▶ [What you should do]: Convert every line of the material below into a JSON list of strings, one string per line, skipping blank lines and leaving out the pictures.

▶ [Supplied entries]:
"""
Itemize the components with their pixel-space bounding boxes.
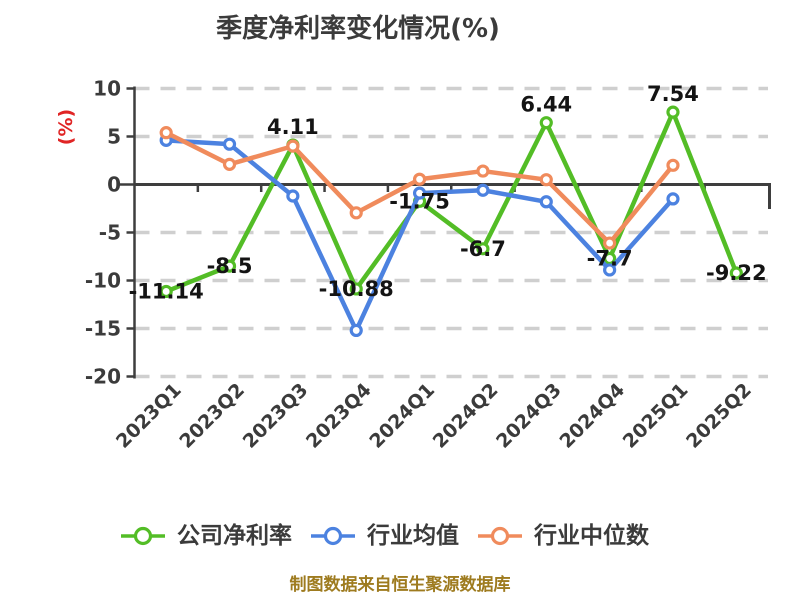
data-point-label: -7.7: [587, 246, 633, 270]
data-point-marker: [286, 189, 300, 203]
x-tick-label: 2025Q2: [682, 379, 756, 453]
data-point-marker: [286, 139, 300, 153]
legend-marker-industry-median-icon: [478, 526, 522, 546]
x-tick-label: 2023Q1: [112, 379, 186, 453]
y-tick-label: -5: [99, 221, 121, 245]
data-point-marker: [476, 242, 490, 256]
x-tick-label: 2024Q2: [429, 379, 503, 453]
legend: 公司净利率 行业均值 行业中位数: [120, 522, 649, 550]
data-point-marker: [412, 186, 427, 200]
data-point-marker: [666, 158, 680, 172]
series-line-公司净利率: [163, 109, 739, 294]
data-point-marker: [349, 282, 363, 296]
legend-item-industry-mean: 行业均值: [310, 522, 459, 550]
x-tick-label: 2025Q1: [619, 379, 693, 453]
data-point-marker: [222, 259, 237, 273]
data-point-marker: [539, 195, 553, 209]
data-point-marker: [666, 105, 680, 119]
y-tick-label: -10: [85, 269, 121, 293]
x-tick-label: 2024Q4: [555, 379, 629, 453]
data-point-marker: [666, 192, 680, 206]
data-point-marker: [349, 206, 363, 220]
data-point-marker: [603, 236, 617, 250]
data-point-label: 6.44: [520, 93, 572, 117]
data-point-marker: [476, 164, 490, 178]
y-tick-label: 5: [107, 125, 121, 149]
legend-item-company: 公司净利率: [120, 522, 292, 550]
chart-title: 季度净利率变化情况(%): [216, 14, 500, 44]
data-point-marker: [222, 137, 237, 151]
x-tick-label: 2023Q3: [239, 379, 313, 453]
x-tick-label: 2023Q4: [302, 379, 376, 453]
legend-item-industry-median: 行业中位数: [477, 522, 649, 550]
data-point-marker: [603, 263, 617, 277]
data-point-marker: [222, 157, 237, 171]
legend-label-industry-mean: 行业均值: [367, 523, 459, 549]
data-point-label: 4.11: [267, 115, 319, 139]
data-point-label: -6.7: [460, 237, 506, 261]
y-tick-label: 10: [93, 77, 121, 101]
source-note: 制图数据来自恒生聚源数据库: [289, 575, 511, 595]
y-tick-label: 0: [107, 173, 121, 197]
x-tick-label: 2024Q1: [365, 379, 439, 453]
legend-marker-industry-mean-icon: [311, 526, 355, 546]
y-tick-label: -15: [85, 317, 121, 341]
x-tick-label: 2023Q2: [175, 379, 249, 453]
y-axis-unit-label: (%): [55, 109, 77, 145]
y-tick-label: -20: [85, 365, 121, 389]
data-point-label: -1.75: [389, 189, 450, 213]
data-point-label: -8.5: [207, 254, 253, 278]
data-point-label: -11.14: [129, 279, 204, 303]
x-tick-label: 2024Q3: [492, 379, 566, 453]
data-point-marker: [159, 126, 173, 140]
legend-marker-company-icon: [121, 526, 165, 546]
data-point-marker: [539, 173, 553, 187]
data-point-marker: [476, 183, 490, 197]
data-point-marker: [412, 172, 427, 186]
data-point-marker: [539, 116, 553, 130]
legend-label-industry-median: 行业中位数: [534, 523, 649, 549]
x-axis-zero-line: [134, 183, 771, 209]
data-point-label: -9.22: [706, 261, 767, 285]
legend-label-company: 公司净利率: [177, 523, 292, 549]
data-point-label: 7.54: [647, 82, 699, 106]
data-point-marker: [349, 323, 363, 338]
data-point-label: -10.88: [319, 277, 394, 301]
data-point-marker: [729, 266, 743, 280]
data-point-marker: [159, 284, 173, 299]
"""
▶ [Exercise solution]:
[
  "Itemize the components with their pixel-space bounding boxes.",
  "data-point-label: -7.7: [587, 246, 633, 270]",
  "data-point-marker: [286, 189, 300, 203]",
  "x-tick-label: 2025Q2: [682, 379, 756, 453]",
  "data-point-marker: [286, 139, 300, 153]",
  "legend-marker-industry-median-icon: [478, 526, 522, 546]",
  "x-tick-label: 2023Q1: [112, 379, 186, 453]",
  "y-tick-label: -5: [99, 221, 121, 245]",
  "data-point-marker: [476, 242, 490, 256]",
  "x-tick-label: 2024Q2: [429, 379, 503, 453]",
  "legend: 公司净利率 行业均值 行业中位数: [120, 522, 649, 550]",
  "data-point-marker: [412, 186, 427, 200]",
  "data-point-marker: [666, 158, 680, 172]",
  "series-line-公司净利率: [163, 109, 739, 294]",
  "data-point-marker: [349, 282, 363, 296]",
  "legend-item-industry-mean: 行业均值: [310, 522, 459, 550]",
  "x-tick-label: 2025Q1: [619, 379, 693, 453]",
  "data-point-marker: [222, 259, 237, 273]",
  "data-point-marker: [539, 195, 553, 209]",
  "data-point-marker: [666, 105, 680, 119]",
  "y-tick-label: -10: [85, 269, 121, 293]",
  "x-tick-label: 2024Q4: [555, 379, 629, 453]",
  "data-point-marker: [666, 192, 680, 206]",
  "data-point-marker: [349, 206, 363, 220]",
  "data-point-marker: [603, 236, 617, 250]",
  "data-point-label: 6.44: [520, 93, 572, 117]",
  "data-point-marker: [476, 164, 490, 178]",
  "y-tick-label: 5: [107, 125, 121, 149]",
  "legend-item-company: 公司净利率: [120, 522, 292, 550]",
  "chart-title: 季度净利率变化情况(%): [216, 14, 500, 44]",
  "data-point-marker: [222, 137, 237, 151]",
  "x-tick-label: 2023Q3: [239, 379, 313, 453]",
  "x-tick-label: 2023Q4: [302, 379, 376, 453]",
  "legend-item-industry-median: 行业中位数: [477, 522, 649, 550]",
  "data-point-marker: [603, 263, 617, 277]",
  "data-point-marker: [222, 157, 237, 171]",
  "legend-label-industry-mean: 行业均值: [367, 523, 459, 549]",
  "data-point-label: 4.11: [267, 115, 319, 139]",
  "data-point-label: -6.7: [460, 237, 506, 261]",
  "y-tick-label: 10: [93, 77, 121, 101]",
  "source-note: 制图数据来自恒生聚源数据库: [289, 575, 511, 595]",
  "y-tick-label: 0: [107, 173, 121, 197]",
  "x-tick-label: 2024Q1: [365, 379, 439, 453]",
  "legend-marker-industry-mean-icon: [311, 526, 355, 546]",
  "y-tick-label: -15: [85, 317, 121, 341]",
  "x-tick-label: 2023Q2: [175, 379, 249, 453]",
  "y-axis-unit-label: (%): [55, 109, 77, 145]",
  "y-tick-label: -20: [85, 365, 121, 389]",
  "data-point-label: -1.75: [389, 189, 450, 213]",
  "data-point-label: -8.5: [207, 254, 253, 278]",
  "data-point-label: -11.14: [129, 279, 204, 303]",
  "x-tick-label: 2024Q3: [492, 379, 566, 453]",
  "data-point-marker: [159, 126, 173, 140]",
  "legend-marker-company-icon: [121, 526, 165, 546]",
  "data-point-marker: [539, 173, 553, 187]",
  "data-point-marker: [476, 183, 490, 197]",
  "data-point-marker: [412, 172, 427, 186]",
  "data-point-marker: [539, 116, 553, 130]",
  "legend-label-industry-median: 行业中位数: [534, 523, 649, 549]",
  "x-axis-zero-line: [134, 183, 771, 209]",
  "data-point-label: -9.22: [706, 261, 767, 285]",
  "legend-label-company: 公司净利率: [177, 523, 292, 549]",
  "data-point-label: 7.54: [647, 82, 699, 106]",
  "data-point-marker: [349, 323, 363, 338]",
  "data-point-label: -10.88: [319, 277, 394, 301]",
  "data-point-marker: [729, 266, 743, 280]",
  "data-point-marker: [159, 284, 173, 299]"
]